Requirement: Output every entry exactly as written, but omit the pictures.

Dataset:
+---+
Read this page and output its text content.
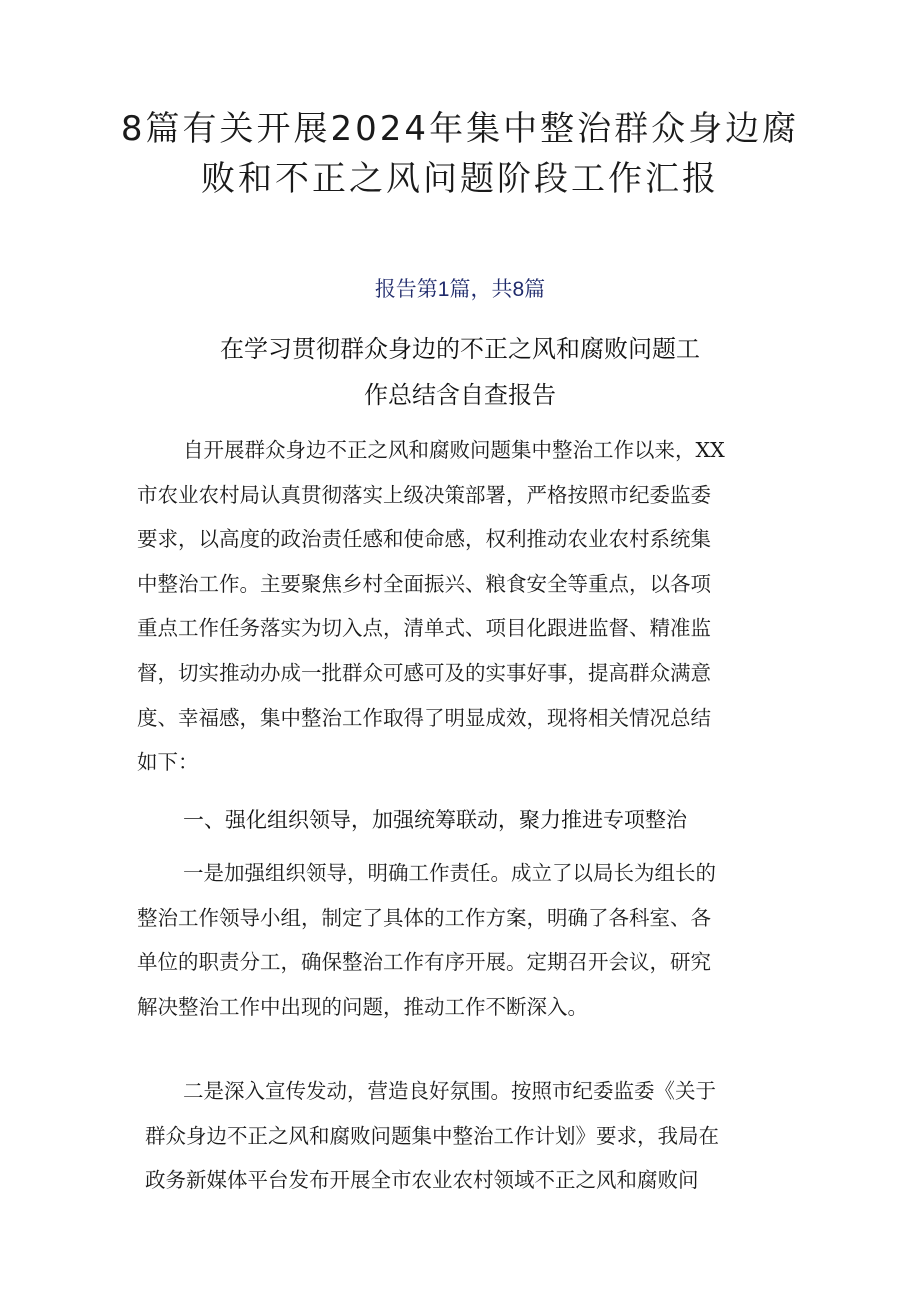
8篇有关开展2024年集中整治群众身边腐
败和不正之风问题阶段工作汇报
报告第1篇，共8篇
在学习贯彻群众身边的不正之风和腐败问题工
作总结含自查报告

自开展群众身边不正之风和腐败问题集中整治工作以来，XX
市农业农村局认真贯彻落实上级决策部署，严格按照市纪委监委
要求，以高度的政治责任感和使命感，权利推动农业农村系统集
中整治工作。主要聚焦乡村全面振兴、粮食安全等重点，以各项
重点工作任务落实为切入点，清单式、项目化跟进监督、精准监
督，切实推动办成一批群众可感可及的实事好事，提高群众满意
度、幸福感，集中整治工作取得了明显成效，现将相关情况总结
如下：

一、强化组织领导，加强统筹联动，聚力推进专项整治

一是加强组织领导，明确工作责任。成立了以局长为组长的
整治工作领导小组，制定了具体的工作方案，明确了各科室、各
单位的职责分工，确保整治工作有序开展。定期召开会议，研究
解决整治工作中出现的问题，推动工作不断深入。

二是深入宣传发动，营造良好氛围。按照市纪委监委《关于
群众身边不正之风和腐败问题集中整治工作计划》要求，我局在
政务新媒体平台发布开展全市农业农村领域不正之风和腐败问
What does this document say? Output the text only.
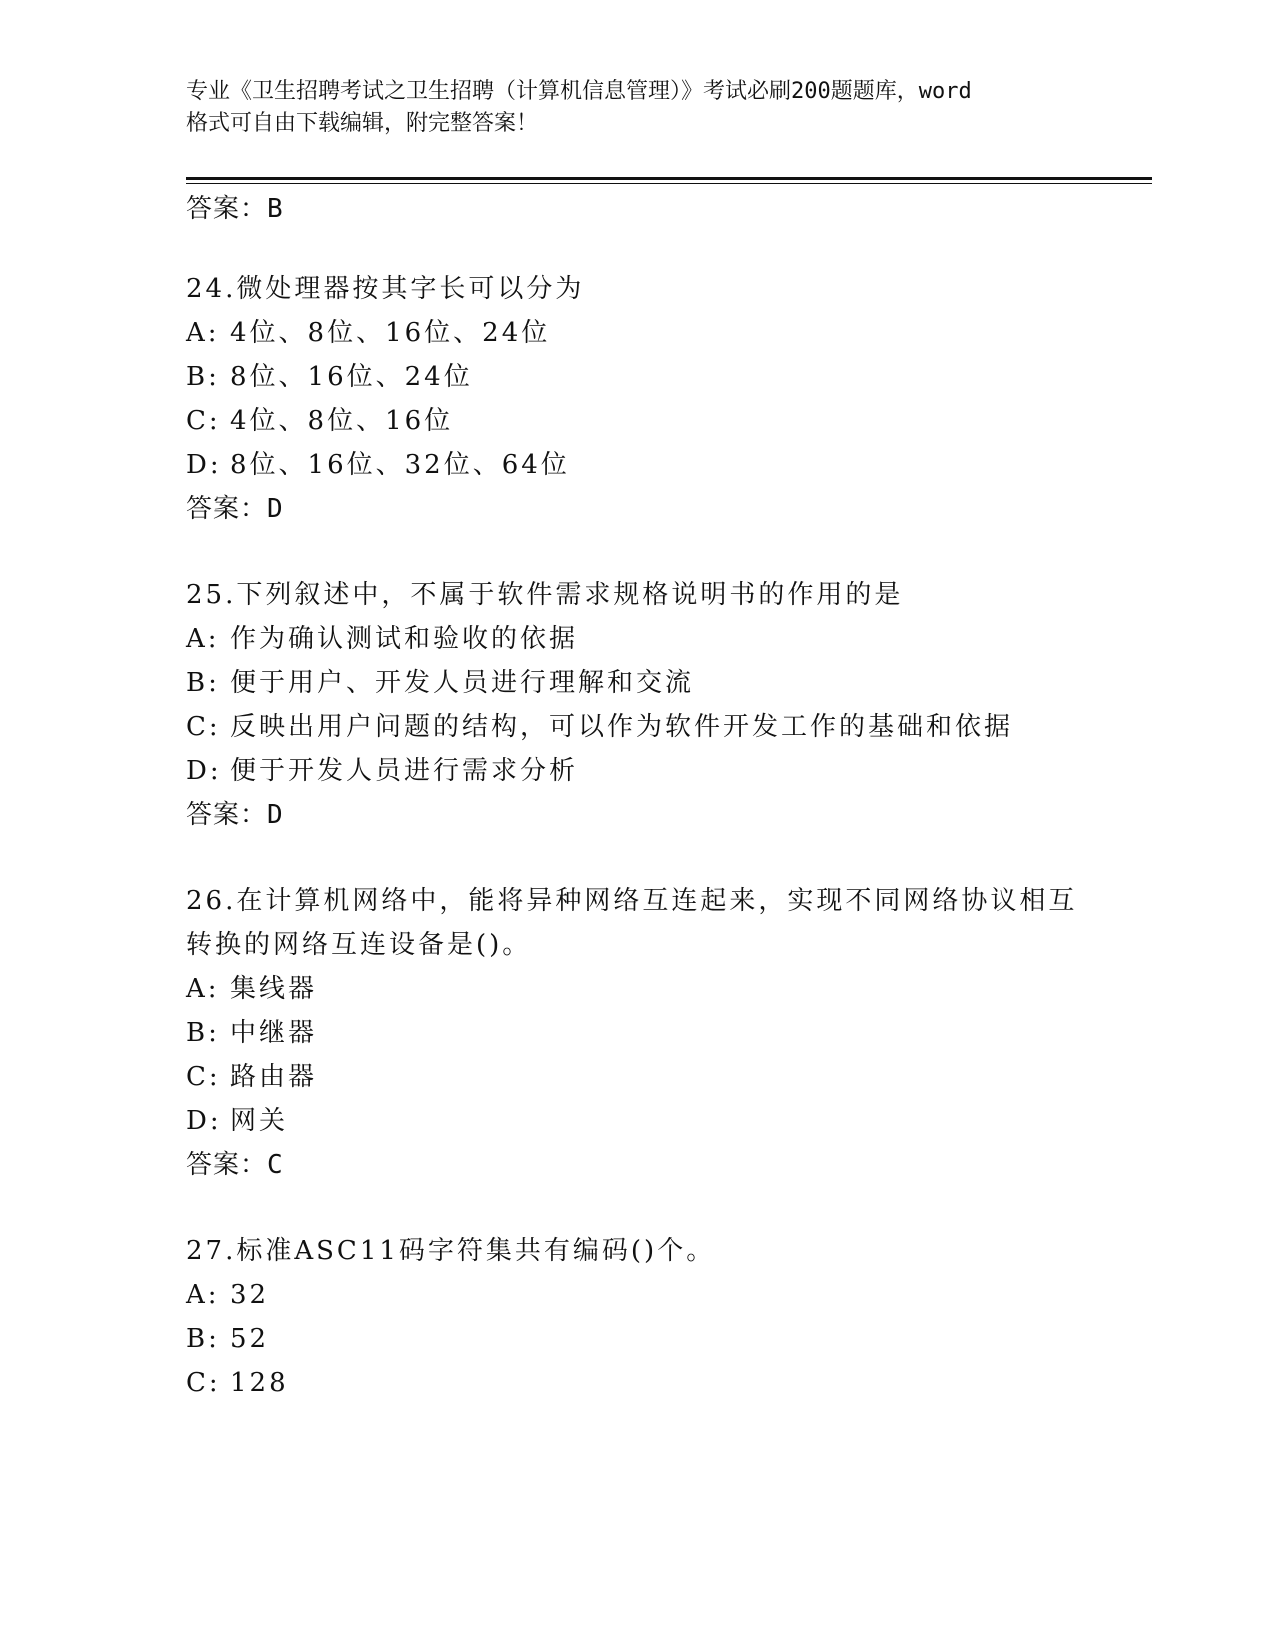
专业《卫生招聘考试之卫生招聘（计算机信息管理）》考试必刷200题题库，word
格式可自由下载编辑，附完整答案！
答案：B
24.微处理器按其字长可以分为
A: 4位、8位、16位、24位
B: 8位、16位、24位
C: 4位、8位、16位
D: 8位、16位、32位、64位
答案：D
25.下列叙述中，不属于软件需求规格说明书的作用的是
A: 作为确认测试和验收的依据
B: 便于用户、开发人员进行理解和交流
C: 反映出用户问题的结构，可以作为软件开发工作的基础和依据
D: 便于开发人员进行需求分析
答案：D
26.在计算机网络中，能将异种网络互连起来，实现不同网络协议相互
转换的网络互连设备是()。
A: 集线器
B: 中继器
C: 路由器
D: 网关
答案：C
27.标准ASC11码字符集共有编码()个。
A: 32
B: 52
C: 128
+---+
Written response:
Read this page and output its text content.
8篇有关开展2024年集中整治群众身边腐
败和不正之风问题阶段工作汇报
报告第1篇，共8篇
在学习贯彻群众身边的不正之风和腐败问题工
作总结含自查报告

自开展群众身边不正之风和腐败问题集中整治工作以来，XX
市农业农村局认真贯彻落实上级决策部署，严格按照市纪委监委
要求，以高度的政治责任感和使命感，权利推动农业农村系统集
中整治工作。主要聚焦乡村全面振兴、粮食安全等重点，以各项
重点工作任务落实为切入点，清单式、项目化跟进监督、精准监
督，切实推动办成一批群众可感可及的实事好事，提高群众满意
度、幸福感，集中整治工作取得了明显成效，现将相关情况总结
如下：

一、强化组织领导，加强统筹联动，聚力推进专项整治

一是加强组织领导，明确工作责任。成立了以局长为组长的
整治工作领导小组，制定了具体的工作方案，明确了各科室、各
单位的职责分工，确保整治工作有序开展。定期召开会议，研究
解决整治工作中出现的问题，推动工作不断深入。

二是深入宣传发动，营造良好氛围。按照市纪委监委《关于
群众身边不正之风和腐败问题集中整治工作计划》要求，我局在
政务新媒体平台发布开展全市农业农村领域不正之风和腐败问
What does this document say? Output the text only.
专业《卫生招聘考试之卫生招聘（计算机信息管理）》考试必刷200题题库，word
格式可自由下载编辑，附完整答案！
答案：B
24.微处理器按其字长可以分为
A: 4位、8位、16位、24位
B: 8位、16位、24位
C: 4位、8位、16位
D: 8位、16位、32位、64位
答案：D
25.下列叙述中，不属于软件需求规格说明书的作用的是
A: 作为确认测试和验收的依据
B: 便于用户、开发人员进行理解和交流
C: 反映出用户问题的结构，可以作为软件开发工作的基础和依据
D: 便于开发人员进行需求分析
答案：D
26.在计算机网络中，能将异种网络互连起来，实现不同网络协议相互
转换的网络互连设备是()。
A: 集线器
B: 中继器
C: 路由器
D: 网关
答案：C
27.标准ASC11码字符集共有编码()个。
A: 32
B: 52
C: 128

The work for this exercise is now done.